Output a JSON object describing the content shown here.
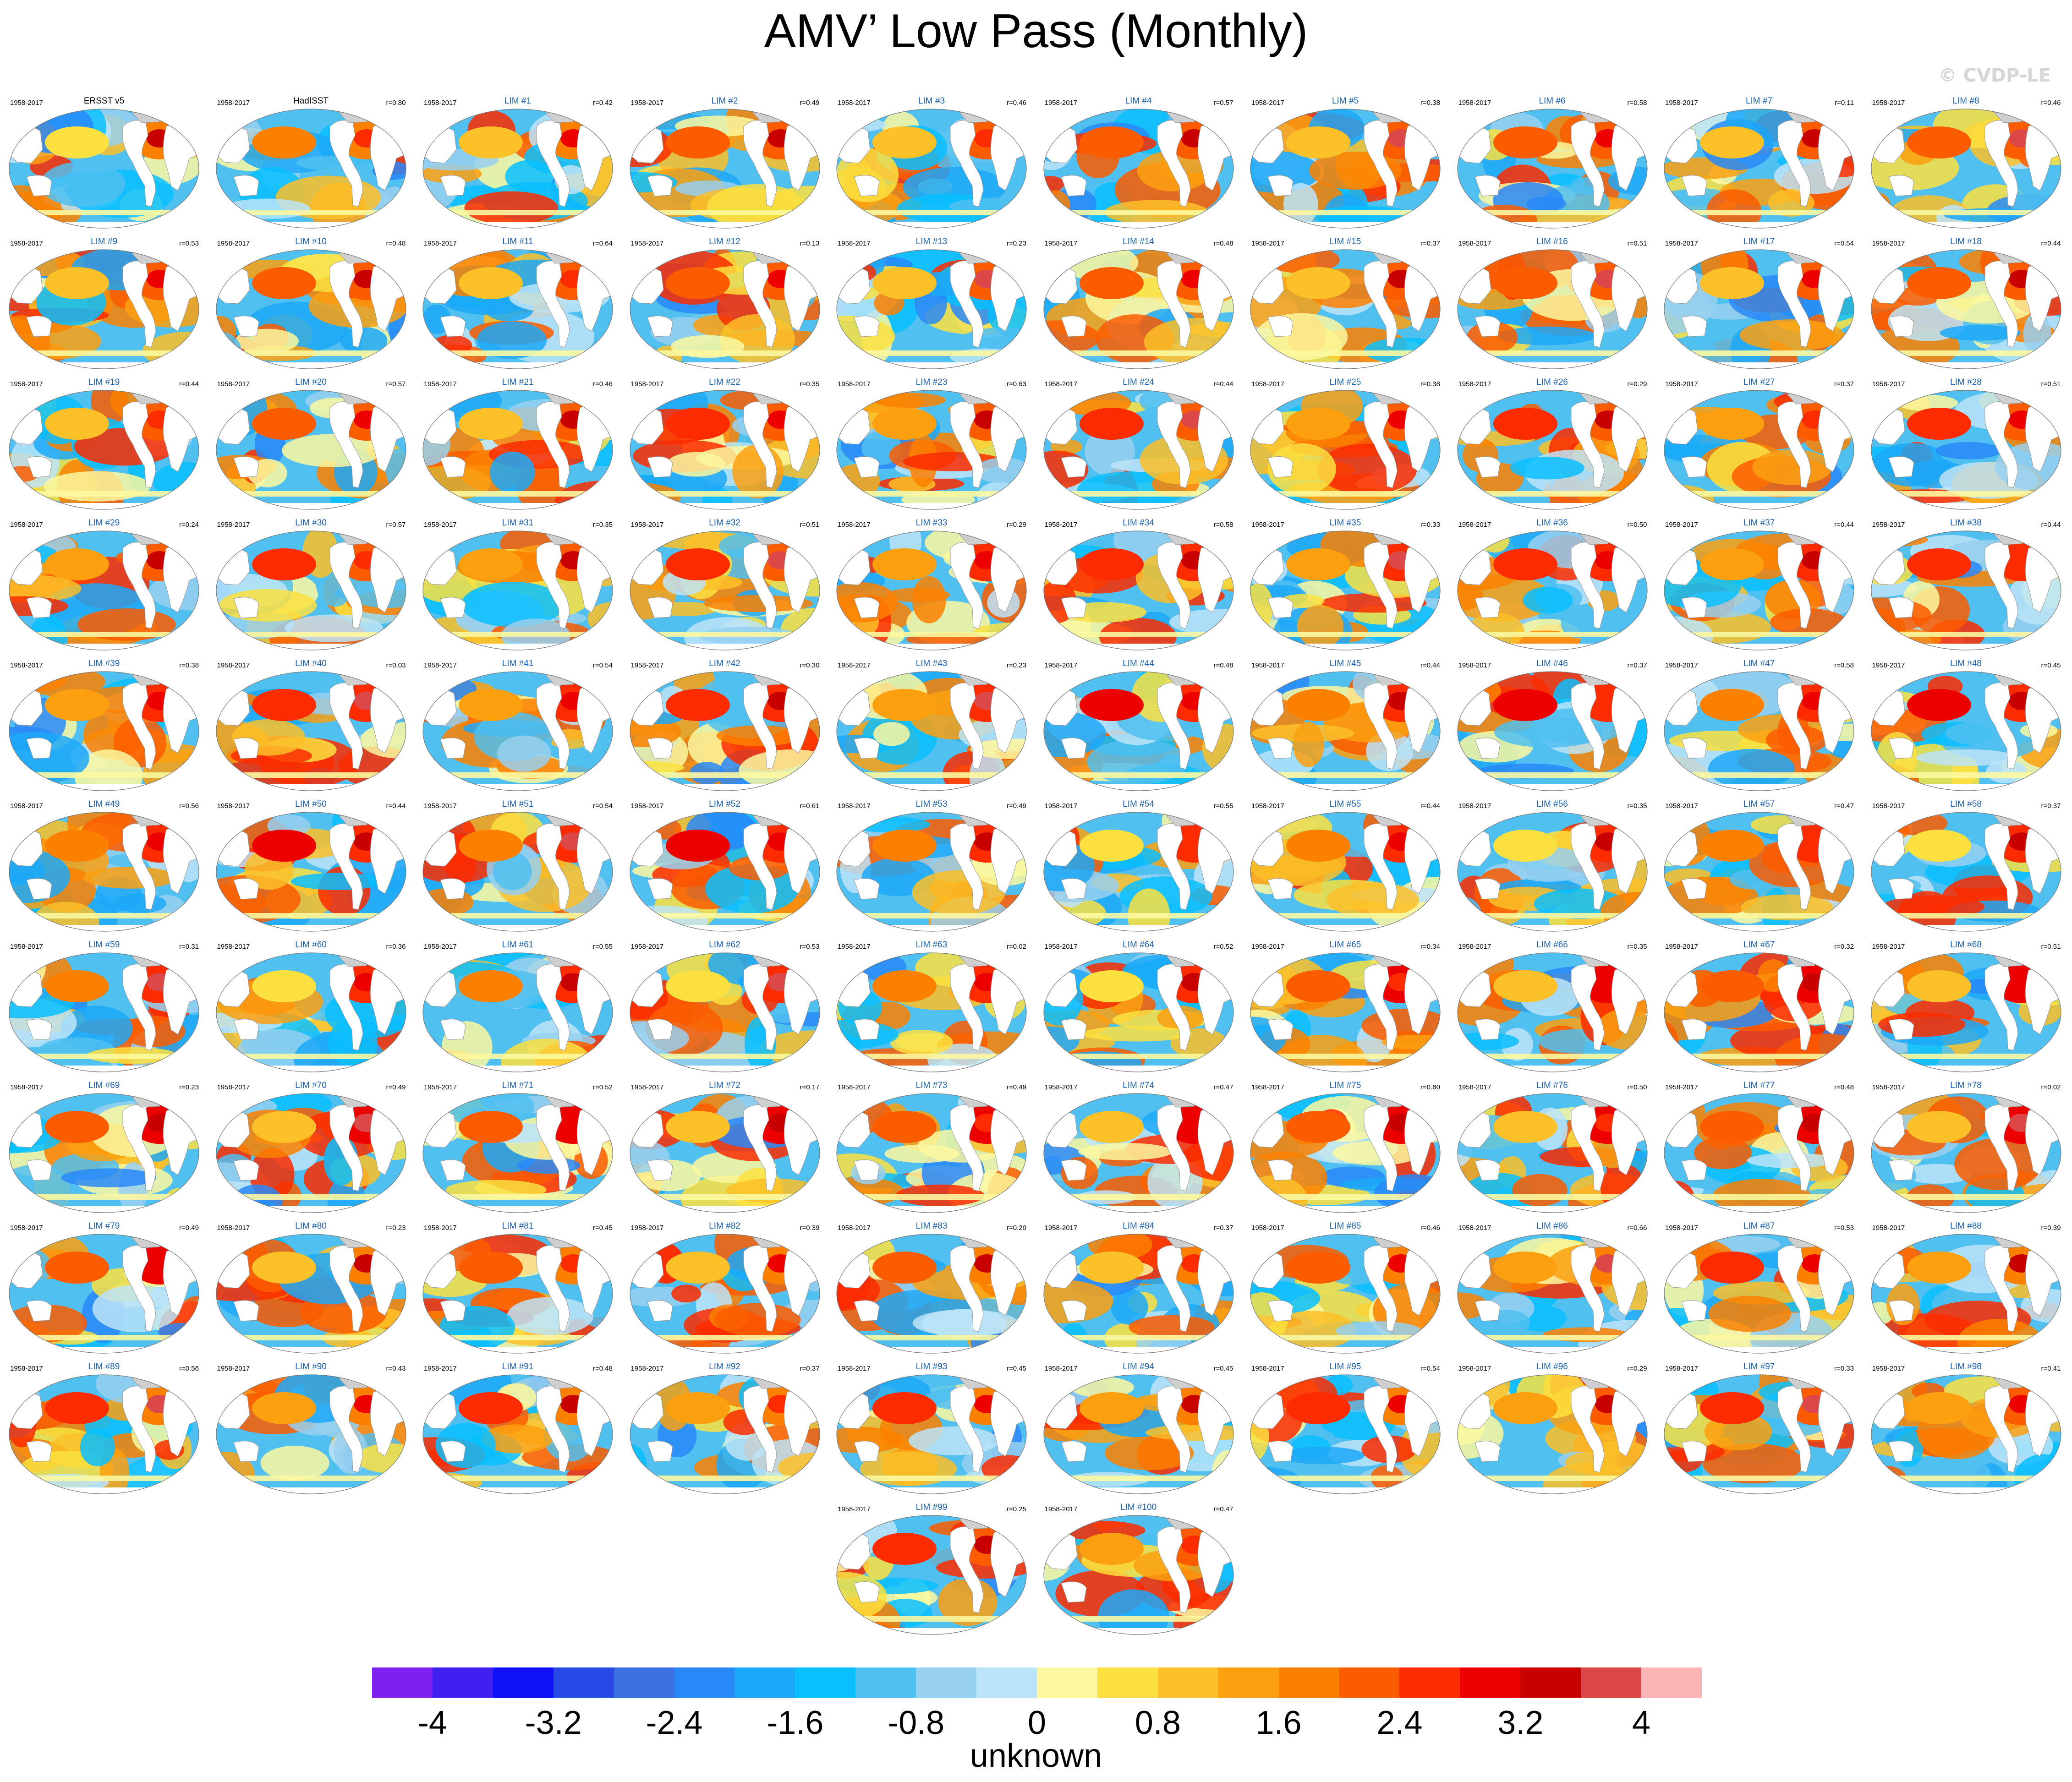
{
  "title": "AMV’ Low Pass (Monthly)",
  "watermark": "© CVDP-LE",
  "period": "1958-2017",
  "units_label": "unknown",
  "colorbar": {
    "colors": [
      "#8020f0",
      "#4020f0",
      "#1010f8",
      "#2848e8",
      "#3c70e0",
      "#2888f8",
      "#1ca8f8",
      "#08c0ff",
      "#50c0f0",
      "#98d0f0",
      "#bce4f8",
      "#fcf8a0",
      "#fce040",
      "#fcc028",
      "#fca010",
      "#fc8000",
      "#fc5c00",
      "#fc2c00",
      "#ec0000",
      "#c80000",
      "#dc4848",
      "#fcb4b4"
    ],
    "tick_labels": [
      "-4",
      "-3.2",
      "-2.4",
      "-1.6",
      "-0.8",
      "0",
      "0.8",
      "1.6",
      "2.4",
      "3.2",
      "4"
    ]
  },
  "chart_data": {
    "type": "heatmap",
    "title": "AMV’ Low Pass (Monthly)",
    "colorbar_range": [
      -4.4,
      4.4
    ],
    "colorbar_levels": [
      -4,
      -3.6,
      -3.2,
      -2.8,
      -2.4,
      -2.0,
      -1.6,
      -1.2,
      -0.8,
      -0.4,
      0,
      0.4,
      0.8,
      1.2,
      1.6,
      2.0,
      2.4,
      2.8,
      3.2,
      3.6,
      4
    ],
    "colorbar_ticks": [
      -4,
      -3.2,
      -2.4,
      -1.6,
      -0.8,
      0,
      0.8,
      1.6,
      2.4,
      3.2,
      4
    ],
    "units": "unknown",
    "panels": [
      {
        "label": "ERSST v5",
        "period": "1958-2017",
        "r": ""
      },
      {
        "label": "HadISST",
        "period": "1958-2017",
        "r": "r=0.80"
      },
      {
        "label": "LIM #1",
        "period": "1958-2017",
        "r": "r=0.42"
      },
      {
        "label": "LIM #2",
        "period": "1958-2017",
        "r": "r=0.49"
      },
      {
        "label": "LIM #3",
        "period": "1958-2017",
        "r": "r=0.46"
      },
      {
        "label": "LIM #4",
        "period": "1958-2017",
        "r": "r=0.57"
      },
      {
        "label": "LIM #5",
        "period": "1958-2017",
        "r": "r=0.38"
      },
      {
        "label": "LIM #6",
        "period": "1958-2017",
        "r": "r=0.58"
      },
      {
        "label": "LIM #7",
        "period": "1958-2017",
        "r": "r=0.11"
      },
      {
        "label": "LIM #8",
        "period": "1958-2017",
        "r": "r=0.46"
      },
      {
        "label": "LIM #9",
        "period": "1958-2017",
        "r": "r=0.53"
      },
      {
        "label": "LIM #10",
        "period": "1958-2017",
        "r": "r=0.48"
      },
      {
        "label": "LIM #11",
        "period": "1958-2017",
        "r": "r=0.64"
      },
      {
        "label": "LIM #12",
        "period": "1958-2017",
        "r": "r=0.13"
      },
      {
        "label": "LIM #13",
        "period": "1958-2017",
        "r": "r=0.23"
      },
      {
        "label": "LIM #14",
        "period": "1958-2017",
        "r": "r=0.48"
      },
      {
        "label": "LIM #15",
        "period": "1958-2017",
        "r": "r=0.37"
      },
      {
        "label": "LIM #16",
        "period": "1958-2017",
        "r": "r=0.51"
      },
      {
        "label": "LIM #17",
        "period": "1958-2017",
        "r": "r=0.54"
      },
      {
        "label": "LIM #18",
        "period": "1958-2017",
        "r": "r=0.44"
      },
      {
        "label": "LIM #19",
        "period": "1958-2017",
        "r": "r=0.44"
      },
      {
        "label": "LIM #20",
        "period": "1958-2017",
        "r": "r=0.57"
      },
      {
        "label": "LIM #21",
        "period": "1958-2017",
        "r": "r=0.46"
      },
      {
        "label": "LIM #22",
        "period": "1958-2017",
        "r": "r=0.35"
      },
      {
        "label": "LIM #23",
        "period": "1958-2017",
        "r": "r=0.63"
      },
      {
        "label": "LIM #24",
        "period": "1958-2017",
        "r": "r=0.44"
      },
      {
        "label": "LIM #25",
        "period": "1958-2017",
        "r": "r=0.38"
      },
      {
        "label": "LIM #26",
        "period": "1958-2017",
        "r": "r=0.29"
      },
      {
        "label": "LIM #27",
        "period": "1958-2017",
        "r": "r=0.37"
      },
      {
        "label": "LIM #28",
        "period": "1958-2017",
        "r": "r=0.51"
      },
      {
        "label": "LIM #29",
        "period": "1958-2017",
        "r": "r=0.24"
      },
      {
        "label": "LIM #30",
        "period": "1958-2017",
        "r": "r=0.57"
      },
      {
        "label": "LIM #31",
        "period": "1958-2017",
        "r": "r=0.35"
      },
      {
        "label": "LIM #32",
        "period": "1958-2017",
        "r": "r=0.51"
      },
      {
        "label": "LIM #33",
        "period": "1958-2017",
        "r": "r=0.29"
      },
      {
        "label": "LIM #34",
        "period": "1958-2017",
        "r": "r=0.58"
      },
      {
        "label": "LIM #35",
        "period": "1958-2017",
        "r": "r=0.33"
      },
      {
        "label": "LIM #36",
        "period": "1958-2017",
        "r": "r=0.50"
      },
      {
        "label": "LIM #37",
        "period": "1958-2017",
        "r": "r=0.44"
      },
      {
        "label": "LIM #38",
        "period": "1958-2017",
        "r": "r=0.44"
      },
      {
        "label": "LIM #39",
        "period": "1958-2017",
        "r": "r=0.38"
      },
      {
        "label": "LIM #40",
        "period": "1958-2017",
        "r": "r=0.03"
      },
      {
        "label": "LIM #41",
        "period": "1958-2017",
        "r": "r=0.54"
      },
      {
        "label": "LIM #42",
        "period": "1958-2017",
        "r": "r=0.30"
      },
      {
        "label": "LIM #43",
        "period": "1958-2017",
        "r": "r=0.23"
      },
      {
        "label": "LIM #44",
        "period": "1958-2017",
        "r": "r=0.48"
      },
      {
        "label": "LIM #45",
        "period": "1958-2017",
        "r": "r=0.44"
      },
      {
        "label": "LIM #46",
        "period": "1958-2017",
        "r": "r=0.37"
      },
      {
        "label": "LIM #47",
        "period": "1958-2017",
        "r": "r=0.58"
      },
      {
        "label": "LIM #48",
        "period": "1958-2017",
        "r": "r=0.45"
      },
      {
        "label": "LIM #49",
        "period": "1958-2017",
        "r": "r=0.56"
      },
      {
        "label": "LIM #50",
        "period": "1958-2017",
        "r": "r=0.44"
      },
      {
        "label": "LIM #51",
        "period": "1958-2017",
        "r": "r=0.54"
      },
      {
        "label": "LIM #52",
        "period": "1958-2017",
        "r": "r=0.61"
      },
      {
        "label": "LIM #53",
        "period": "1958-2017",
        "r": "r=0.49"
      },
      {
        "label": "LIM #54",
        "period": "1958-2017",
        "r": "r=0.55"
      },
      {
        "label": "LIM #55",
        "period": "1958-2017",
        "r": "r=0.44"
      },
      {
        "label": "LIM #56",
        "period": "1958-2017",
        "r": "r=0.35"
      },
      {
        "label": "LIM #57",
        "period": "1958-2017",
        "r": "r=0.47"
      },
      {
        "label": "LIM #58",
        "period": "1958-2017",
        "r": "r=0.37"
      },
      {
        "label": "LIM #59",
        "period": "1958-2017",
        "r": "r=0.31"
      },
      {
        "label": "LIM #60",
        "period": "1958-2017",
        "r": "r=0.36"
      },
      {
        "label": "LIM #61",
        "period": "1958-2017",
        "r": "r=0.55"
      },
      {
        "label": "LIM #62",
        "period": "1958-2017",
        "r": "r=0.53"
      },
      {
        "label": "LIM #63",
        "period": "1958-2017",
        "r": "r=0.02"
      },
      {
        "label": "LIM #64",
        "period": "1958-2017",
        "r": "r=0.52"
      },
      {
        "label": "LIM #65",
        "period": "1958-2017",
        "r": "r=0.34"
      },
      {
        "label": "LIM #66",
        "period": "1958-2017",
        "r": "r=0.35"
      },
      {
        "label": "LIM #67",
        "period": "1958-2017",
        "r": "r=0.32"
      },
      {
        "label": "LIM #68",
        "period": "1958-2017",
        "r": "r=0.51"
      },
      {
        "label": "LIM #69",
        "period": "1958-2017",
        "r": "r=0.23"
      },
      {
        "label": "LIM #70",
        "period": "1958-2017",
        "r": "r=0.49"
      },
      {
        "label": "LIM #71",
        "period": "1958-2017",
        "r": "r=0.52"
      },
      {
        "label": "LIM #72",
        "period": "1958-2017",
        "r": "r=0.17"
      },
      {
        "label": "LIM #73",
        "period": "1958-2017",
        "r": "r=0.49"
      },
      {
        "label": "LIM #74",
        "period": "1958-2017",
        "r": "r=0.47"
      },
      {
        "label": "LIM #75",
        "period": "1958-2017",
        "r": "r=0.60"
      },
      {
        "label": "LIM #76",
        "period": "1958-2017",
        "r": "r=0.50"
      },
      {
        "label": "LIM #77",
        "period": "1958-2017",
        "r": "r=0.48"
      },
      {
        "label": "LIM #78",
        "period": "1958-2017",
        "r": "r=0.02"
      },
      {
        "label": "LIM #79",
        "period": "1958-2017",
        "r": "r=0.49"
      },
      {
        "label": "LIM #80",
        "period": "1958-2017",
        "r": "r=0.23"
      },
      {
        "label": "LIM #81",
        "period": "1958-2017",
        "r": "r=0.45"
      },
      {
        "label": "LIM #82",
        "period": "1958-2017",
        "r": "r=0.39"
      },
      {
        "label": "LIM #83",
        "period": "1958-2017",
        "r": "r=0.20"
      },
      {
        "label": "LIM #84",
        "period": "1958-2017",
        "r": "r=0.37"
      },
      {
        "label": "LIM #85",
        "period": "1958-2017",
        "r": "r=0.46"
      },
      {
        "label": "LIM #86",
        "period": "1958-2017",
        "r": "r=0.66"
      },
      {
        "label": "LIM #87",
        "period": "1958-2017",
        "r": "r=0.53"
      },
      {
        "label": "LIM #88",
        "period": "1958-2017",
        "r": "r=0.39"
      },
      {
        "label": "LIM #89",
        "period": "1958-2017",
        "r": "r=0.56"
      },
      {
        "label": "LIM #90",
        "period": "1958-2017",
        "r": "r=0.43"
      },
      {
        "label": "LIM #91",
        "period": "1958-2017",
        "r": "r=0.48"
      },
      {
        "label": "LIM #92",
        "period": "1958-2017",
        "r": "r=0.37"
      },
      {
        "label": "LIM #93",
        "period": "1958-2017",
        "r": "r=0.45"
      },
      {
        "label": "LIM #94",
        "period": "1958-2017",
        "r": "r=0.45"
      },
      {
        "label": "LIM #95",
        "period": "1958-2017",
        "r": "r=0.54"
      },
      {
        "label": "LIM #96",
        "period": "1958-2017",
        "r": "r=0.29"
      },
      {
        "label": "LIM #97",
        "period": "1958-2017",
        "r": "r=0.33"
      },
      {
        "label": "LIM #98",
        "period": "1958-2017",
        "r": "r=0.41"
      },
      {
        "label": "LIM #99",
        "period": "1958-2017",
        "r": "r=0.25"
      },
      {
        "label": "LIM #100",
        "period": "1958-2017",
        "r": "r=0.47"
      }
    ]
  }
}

...

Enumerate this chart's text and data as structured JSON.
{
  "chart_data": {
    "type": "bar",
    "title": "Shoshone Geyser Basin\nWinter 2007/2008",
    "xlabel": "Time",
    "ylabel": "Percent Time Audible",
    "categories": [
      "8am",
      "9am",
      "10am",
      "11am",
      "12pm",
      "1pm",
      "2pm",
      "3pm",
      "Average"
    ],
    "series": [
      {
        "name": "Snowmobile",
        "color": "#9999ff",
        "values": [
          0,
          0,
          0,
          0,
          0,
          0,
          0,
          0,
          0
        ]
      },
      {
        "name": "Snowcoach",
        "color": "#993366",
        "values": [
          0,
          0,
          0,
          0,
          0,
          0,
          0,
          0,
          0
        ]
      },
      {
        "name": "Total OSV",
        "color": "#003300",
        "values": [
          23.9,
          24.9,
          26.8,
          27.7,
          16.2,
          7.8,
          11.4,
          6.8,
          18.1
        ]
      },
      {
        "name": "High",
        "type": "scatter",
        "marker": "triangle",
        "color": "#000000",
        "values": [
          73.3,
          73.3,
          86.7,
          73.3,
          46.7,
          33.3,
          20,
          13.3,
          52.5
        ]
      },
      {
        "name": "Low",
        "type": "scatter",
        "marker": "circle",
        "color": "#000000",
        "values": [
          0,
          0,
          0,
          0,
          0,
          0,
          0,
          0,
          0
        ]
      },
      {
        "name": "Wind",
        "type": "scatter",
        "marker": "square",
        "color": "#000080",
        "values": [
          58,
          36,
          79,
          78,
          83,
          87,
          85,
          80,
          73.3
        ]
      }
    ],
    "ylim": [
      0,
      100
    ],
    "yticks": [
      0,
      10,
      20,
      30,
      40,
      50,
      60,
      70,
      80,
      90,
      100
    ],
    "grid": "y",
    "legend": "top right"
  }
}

▶ **What the task requires**
From the entries above, pull out each line that includes "name".

▶ **Exercise answer**
        "name": "Snowmobile",
        "name": "Snowcoach",
        "name": "Total OSV",
        "name": "High",
        "name": "Low",
        "name": "Wind",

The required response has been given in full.